[Task brief]:
Return all lines where the word "przez" can be found.

Stored data
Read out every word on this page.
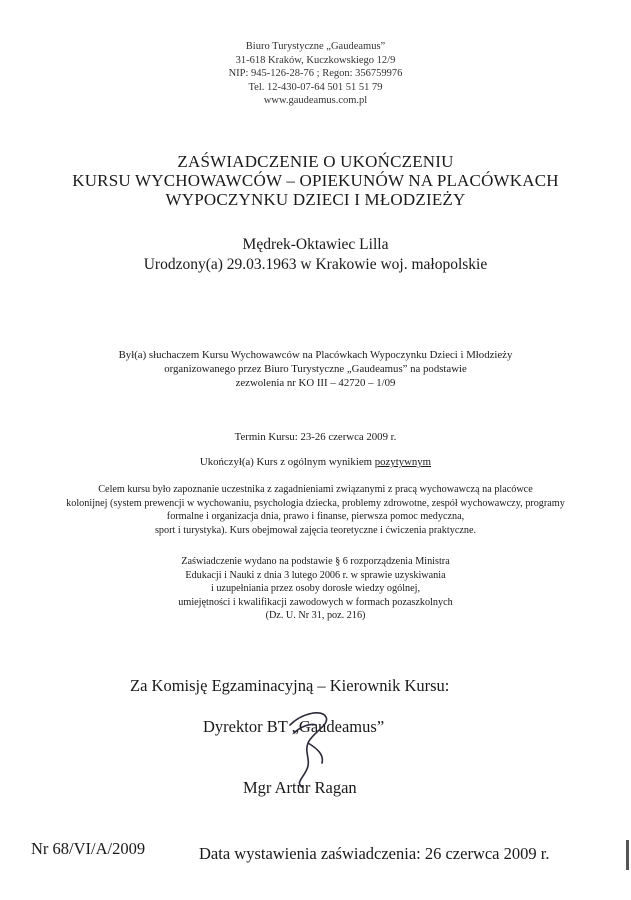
Biuro Turystyczne „Gaudeamus”
31-618 Kraków, Kuczkowskiego 12/9
NIP: 945-126-28-76 ; Regon: 356759976
Tel. 12-430-07-64 501 51 51 79
www.gaudeamus.com.pl
ZAŚWIADCZENIE O UKOŃCZENIU
KURSU WYCHOWAWCÓW – OPIEKUNÓW NA PLACÓWKACH
WYPOCZYNKU DZIECI I MŁODZIEŻY
Mędrek-Oktawiec Lilla
Urodzony(a) 29.03.1963 w Krakowie woj. małopolskie
Był(a) słuchaczem Kursu Wychowawców na Placówkach Wypoczynku Dzieci i Młodzieży
organizowanego przez Biuro Turystyczne „Gaudeamus” na podstawie
zezwolenia nr KO III – 42720 – 1/09
Termin Kursu: 23-26 czerwca 2009 r.
Ukończył(a) Kurs z ogólnym wynikiem pozytywnym
Celem kursu było zapoznanie uczestnika z zagadnieniami związanymi z pracą wychowawczą na placówce
kolonijnej (system prewencji w wychowaniu, psychologia dziecka, problemy zdrowotne, zespół wychowawczy, programy
formalne i organizacja dnia, prawo i finanse, pierwsza pomoc medyczna,
sport i turystyka). Kurs obejmował zajęcia teoretyczne i ćwiczenia praktyczne.
Zaświadczenie wydano na podstawie § 6 rozporządzenia Ministra
Edukacji i Nauki z dnia 3 lutego 2006 r. w sprawie uzyskiwania
i uzupełniania przez osoby dorosłe wiedzy ogólnej,
umiejętności i kwalifikacji zawodowych w formach pozaszkolnych
(Dz. U. Nr 31, poz. 216)
Za Komisję Egzaminacyjną – Kierownik Kursu:
Dyrektor BT „Gaudeamus”
Mgr Artur Ragan
Nr 68/VI/A/2009	Data wystawienia zaświadczenia: 26 czerwca 2009 r.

[Task result]:
organizowanego przez Biuro Turystyczne „Gaudeamus” na podstawie
i uzupełniania przez osoby dorosłe wiedzy ogólnej,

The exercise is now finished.